# WHAT YOU ARE ASKED TO DO:
Give the entries back exactly, dropping each image.

** start of ENTRIES PROVIDED **

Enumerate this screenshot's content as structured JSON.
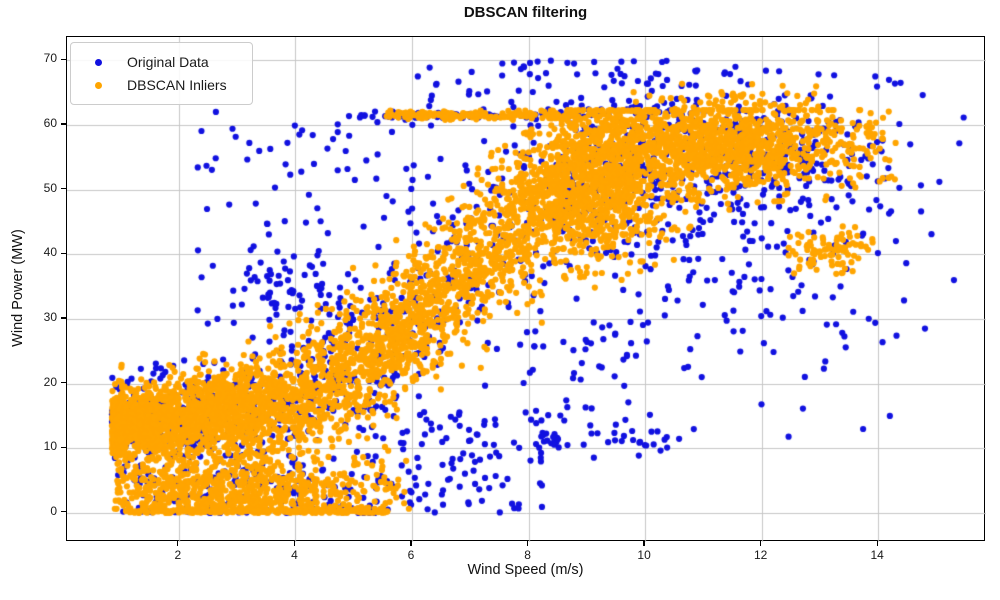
{
  "chart_data": {
    "type": "scatter",
    "title": "DBSCAN filtering",
    "xlabel": "Wind Speed (m/s)",
    "ylabel": "Wind Power (MW)",
    "xlim": [
      0.08,
      15.85
    ],
    "ylim": [
      -4.5,
      73.6
    ],
    "x_ticks": [
      2,
      4,
      6,
      8,
      10,
      12,
      14
    ],
    "y_ticks": [
      0,
      10,
      20,
      30,
      40,
      50,
      60,
      70
    ],
    "grid": true,
    "grid_color": "#c6c6c6",
    "legend_position": "upper left",
    "marker_radius": 3.1,
    "series": [
      {
        "name": "Original Data",
        "color": "#1111e0",
        "clusters": [
          {
            "kind": "curve",
            "n": 700,
            "x_min": 0.85,
            "x_max": 9.9,
            "x_pow": 1.35,
            "base": 13,
            "amp": 47,
            "mid": 6.8,
            "scale": 1.35,
            "sigma_lo": 3.4,
            "sigma_hi": 7.8,
            "sigma_v0": 1,
            "sigma_v1": 7.5,
            "y_lo": 0.2,
            "cap": 62.4
          },
          {
            "kind": "gauss",
            "n": 120,
            "x_mean": 3.1,
            "x_sd": 1.3,
            "x_clip": [
              0.9,
              6.0
            ],
            "y_mean": 3.8,
            "y_sd": 2.8,
            "y_clip": [
              0.2,
              9.5
            ]
          },
          {
            "kind": "hline",
            "n": 50,
            "x_range": [
              1.0,
              5.6
            ],
            "y_mean": 0.2,
            "y_sd": 0.3,
            "y_clip": [
              0,
              1.2
            ]
          },
          {
            "kind": "hline",
            "n": 70,
            "x_range": [
              4.9,
              8.9
            ],
            "y_mean": 61.5,
            "y_sd": 0.3
          },
          {
            "kind": "gauss",
            "n": 260,
            "x_mean": 11.4,
            "x_sd": 1.5,
            "x_clip": [
              8.8,
              14.2
            ],
            "y_mean": 56,
            "y_sd": 4.5,
            "y_clip": [
              40,
              63
            ]
          },
          {
            "kind": "gauss",
            "n": 80,
            "x_mean": 9.2,
            "x_sd": 0.8,
            "x_clip": [
              7.8,
              11.0
            ],
            "y_mean": 49,
            "y_sd": 5.5,
            "y_clip": [
              33,
              62
            ]
          },
          {
            "kind": "uniform",
            "n": 115,
            "x_range": [
              2.3,
              6.6
            ],
            "y_range": [
              29,
              63
            ]
          },
          {
            "kind": "gauss",
            "n": 42,
            "x_mean": 3.75,
            "x_sd": 0.38,
            "x_clip": [
              2.9,
              4.6
            ],
            "y_mean": 35,
            "y_sd": 2.6,
            "y_clip": [
              29,
              41
            ]
          },
          {
            "kind": "uniform",
            "n": 70,
            "x_range": [
              6.2,
              10.9
            ],
            "y_range": [
              61.5,
              70
            ]
          },
          {
            "kind": "gauss",
            "n": 270,
            "x_mean": 11.9,
            "x_sd": 1.5,
            "x_clip": [
              9.4,
              15.55
            ],
            "y_mean": 46,
            "y_sd": 12,
            "y_clip": [
              10,
              69
            ]
          },
          {
            "kind": "uniform",
            "n": 110,
            "x_range": [
              5.2,
              8.3
            ],
            "y_range": [
              0,
              16
            ]
          },
          {
            "kind": "hline",
            "n": 45,
            "x_range": [
              8.0,
              10.6
            ],
            "y_mean": 11.3,
            "y_sd": 1.0
          },
          {
            "kind": "uniform",
            "n": 45,
            "x_range": [
              7.8,
              10.2
            ],
            "y_range": [
              14,
              30
            ]
          },
          {
            "kind": "uniform",
            "n": 14,
            "x_range": [
              1.1,
              3.3
            ],
            "y_range": [
              2,
              22
            ]
          },
          {
            "kind": "points",
            "pts": [
              [
                5.08,
                0
              ],
              [
                5.17,
                0
              ],
              [
                5.27,
                0
              ],
              [
                5.36,
                0
              ],
              [
                15.3,
                36
              ],
              [
                15.05,
                51.2
              ],
              [
                14.2,
                15
              ],
              [
                14.55,
                57
              ],
              [
                7.55,
                69.5
              ],
              [
                8.3,
                68
              ],
              [
                12.3,
                68.3
              ],
              [
                11.55,
                69
              ],
              [
                13.95,
                67.5
              ],
              [
                0.95,
                12.5
              ],
              [
                6.1,
                67.5
              ]
            ]
          }
        ]
      },
      {
        "name": "DBSCAN Inliers",
        "color": "#ffa500",
        "clusters": [
          {
            "kind": "curve",
            "n": 3600,
            "x_min": 0.85,
            "x_max": 9.9,
            "x_pow": 1.35,
            "base": 13,
            "amp": 47,
            "mid": 6.8,
            "scale": 1.35,
            "sigma_lo": 2.6,
            "sigma_hi": 6.2,
            "sigma_v0": 1,
            "sigma_v1": 7.5,
            "y_lo": 0.2,
            "cap": 62.2
          },
          {
            "kind": "gauss",
            "n": 650,
            "x_mean": 3.1,
            "x_sd": 1.3,
            "x_clip": [
              0.9,
              6.0
            ],
            "y_mean": 3.8,
            "y_sd": 2.6,
            "y_clip": [
              0.2,
              9.5
            ]
          },
          {
            "kind": "hline",
            "n": 220,
            "x_range": [
              1.0,
              5.6
            ],
            "y_mean": 0.2,
            "y_sd": 0.3,
            "y_clip": [
              0,
              1.2
            ]
          },
          {
            "kind": "hline",
            "n": 160,
            "x_range": [
              5.55,
              8.85
            ],
            "y_mean": 61.5,
            "y_sd": 0.3
          },
          {
            "kind": "gauss",
            "n": 1250,
            "x_mean": 11.2,
            "x_sd": 1.3,
            "x_clip": [
              8.6,
              14.3
            ],
            "y_mean": 56.5,
            "y_sd": 3.4,
            "y_clip": [
              43,
              62.3
            ],
            "cap": 62.3
          },
          {
            "kind": "gauss",
            "n": 550,
            "x_mean": 9.2,
            "x_sd": 0.75,
            "x_clip": [
              7.8,
              11.0
            ],
            "y_mean": 49,
            "y_sd": 5,
            "y_clip": [
              34,
              62
            ]
          },
          {
            "kind": "gauss",
            "n": 90,
            "x_mean": 13.15,
            "x_sd": 0.4,
            "x_clip": [
              12.3,
              14.0
            ],
            "y_mean": 40.5,
            "y_sd": 1.6,
            "y_clip": [
              36.5,
              44.5
            ]
          },
          {
            "kind": "gauss",
            "n": 60,
            "x_mean": 11.3,
            "x_sd": 0.9,
            "x_clip": [
              9.8,
              13.0
            ],
            "y_mean": 63.5,
            "y_sd": 1.2,
            "y_clip": [
              62,
              66.5
            ]
          }
        ]
      }
    ]
  }
}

** end of ENTRIES PROVIDED **

# EXPECTED OUTPUT:
Enumerate this screenshot's content as structured JSON.
{
  "chart_data": {
    "type": "scatter",
    "title": "DBSCAN filtering",
    "xlabel": "Wind Speed (m/s)",
    "ylabel": "Wind Power (MW)",
    "xlim": [
      0.08,
      15.85
    ],
    "ylim": [
      -4.5,
      73.6
    ],
    "x_ticks": [
      2,
      4,
      6,
      8,
      10,
      12,
      14
    ],
    "y_ticks": [
      0,
      10,
      20,
      30,
      40,
      50,
      60,
      70
    ],
    "grid": true,
    "grid_color": "#c6c6c6",
    "legend_position": "upper left",
    "marker_radius": 3.1,
    "series": [
      {
        "name": "Original Data",
        "color": "#1111e0",
        "clusters": [
          {
            "kind": "curve",
            "n": 700,
            "x_min": 0.85,
            "x_max": 9.9,
            "x_pow": 1.35,
            "base": 13,
            "amp": 47,
            "mid": 6.8,
            "scale": 1.35,
            "sigma_lo": 3.4,
            "sigma_hi": 7.8,
            "sigma_v0": 1,
            "sigma_v1": 7.5,
            "y_lo": 0.2,
            "cap": 62.4
          },
          {
            "kind": "gauss",
            "n": 120,
            "x_mean": 3.1,
            "x_sd": 1.3,
            "x_clip": [
              0.9,
              6.0
            ],
            "y_mean": 3.8,
            "y_sd": 2.8,
            "y_clip": [
              0.2,
              9.5
            ]
          },
          {
            "kind": "hline",
            "n": 50,
            "x_range": [
              1.0,
              5.6
            ],
            "y_mean": 0.2,
            "y_sd": 0.3,
            "y_clip": [
              0,
              1.2
            ]
          },
          {
            "kind": "hline",
            "n": 70,
            "x_range": [
              4.9,
              8.9
            ],
            "y_mean": 61.5,
            "y_sd": 0.3
          },
          {
            "kind": "gauss",
            "n": 260,
            "x_mean": 11.4,
            "x_sd": 1.5,
            "x_clip": [
              8.8,
              14.2
            ],
            "y_mean": 56,
            "y_sd": 4.5,
            "y_clip": [
              40,
              63
            ]
          },
          {
            "kind": "gauss",
            "n": 80,
            "x_mean": 9.2,
            "x_sd": 0.8,
            "x_clip": [
              7.8,
              11.0
            ],
            "y_mean": 49,
            "y_sd": 5.5,
            "y_clip": [
              33,
              62
            ]
          },
          {
            "kind": "uniform",
            "n": 115,
            "x_range": [
              2.3,
              6.6
            ],
            "y_range": [
              29,
              63
            ]
          },
          {
            "kind": "gauss",
            "n": 42,
            "x_mean": 3.75,
            "x_sd": 0.38,
            "x_clip": [
              2.9,
              4.6
            ],
            "y_mean": 35,
            "y_sd": 2.6,
            "y_clip": [
              29,
              41
            ]
          },
          {
            "kind": "uniform",
            "n": 70,
            "x_range": [
              6.2,
              10.9
            ],
            "y_range": [
              61.5,
              70
            ]
          },
          {
            "kind": "gauss",
            "n": 270,
            "x_mean": 11.9,
            "x_sd": 1.5,
            "x_clip": [
              9.4,
              15.55
            ],
            "y_mean": 46,
            "y_sd": 12,
            "y_clip": [
              10,
              69
            ]
          },
          {
            "kind": "uniform",
            "n": 110,
            "x_range": [
              5.2,
              8.3
            ],
            "y_range": [
              0,
              16
            ]
          },
          {
            "kind": "hline",
            "n": 45,
            "x_range": [
              8.0,
              10.6
            ],
            "y_mean": 11.3,
            "y_sd": 1.0
          },
          {
            "kind": "uniform",
            "n": 45,
            "x_range": [
              7.8,
              10.2
            ],
            "y_range": [
              14,
              30
            ]
          },
          {
            "kind": "uniform",
            "n": 14,
            "x_range": [
              1.1,
              3.3
            ],
            "y_range": [
              2,
              22
            ]
          },
          {
            "kind": "points",
            "pts": [
              [
                5.08,
                0
              ],
              [
                5.17,
                0
              ],
              [
                5.27,
                0
              ],
              [
                5.36,
                0
              ],
              [
                15.3,
                36
              ],
              [
                15.05,
                51.2
              ],
              [
                14.2,
                15
              ],
              [
                14.55,
                57
              ],
              [
                7.55,
                69.5
              ],
              [
                8.3,
                68
              ],
              [
                12.3,
                68.3
              ],
              [
                11.55,
                69
              ],
              [
                13.95,
                67.5
              ],
              [
                0.95,
                12.5
              ],
              [
                6.1,
                67.5
              ]
            ]
          }
        ]
      },
      {
        "name": "DBSCAN Inliers",
        "color": "#ffa500",
        "clusters": [
          {
            "kind": "curve",
            "n": 3600,
            "x_min": 0.85,
            "x_max": 9.9,
            "x_pow": 1.35,
            "base": 13,
            "amp": 47,
            "mid": 6.8,
            "scale": 1.35,
            "sigma_lo": 2.6,
            "sigma_hi": 6.2,
            "sigma_v0": 1,
            "sigma_v1": 7.5,
            "y_lo": 0.2,
            "cap": 62.2
          },
          {
            "kind": "gauss",
            "n": 650,
            "x_mean": 3.1,
            "x_sd": 1.3,
            "x_clip": [
              0.9,
              6.0
            ],
            "y_mean": 3.8,
            "y_sd": 2.6,
            "y_clip": [
              0.2,
              9.5
            ]
          },
          {
            "kind": "hline",
            "n": 220,
            "x_range": [
              1.0,
              5.6
            ],
            "y_mean": 0.2,
            "y_sd": 0.3,
            "y_clip": [
              0,
              1.2
            ]
          },
          {
            "kind": "hline",
            "n": 160,
            "x_range": [
              5.55,
              8.85
            ],
            "y_mean": 61.5,
            "y_sd": 0.3
          },
          {
            "kind": "gauss",
            "n": 1250,
            "x_mean": 11.2,
            "x_sd": 1.3,
            "x_clip": [
              8.6,
              14.3
            ],
            "y_mean": 56.5,
            "y_sd": 3.4,
            "y_clip": [
              43,
              62.3
            ],
            "cap": 62.3
          },
          {
            "kind": "gauss",
            "n": 550,
            "x_mean": 9.2,
            "x_sd": 0.75,
            "x_clip": [
              7.8,
              11.0
            ],
            "y_mean": 49,
            "y_sd": 5,
            "y_clip": [
              34,
              62
            ]
          },
          {
            "kind": "gauss",
            "n": 90,
            "x_mean": 13.15,
            "x_sd": 0.4,
            "x_clip": [
              12.3,
              14.0
            ],
            "y_mean": 40.5,
            "y_sd": 1.6,
            "y_clip": [
              36.5,
              44.5
            ]
          },
          {
            "kind": "gauss",
            "n": 60,
            "x_mean": 11.3,
            "x_sd": 0.9,
            "x_clip": [
              9.8,
              13.0
            ],
            "y_mean": 63.5,
            "y_sd": 1.2,
            "y_clip": [
              62,
              66.5
            ]
          }
        ]
      }
    ]
  }
}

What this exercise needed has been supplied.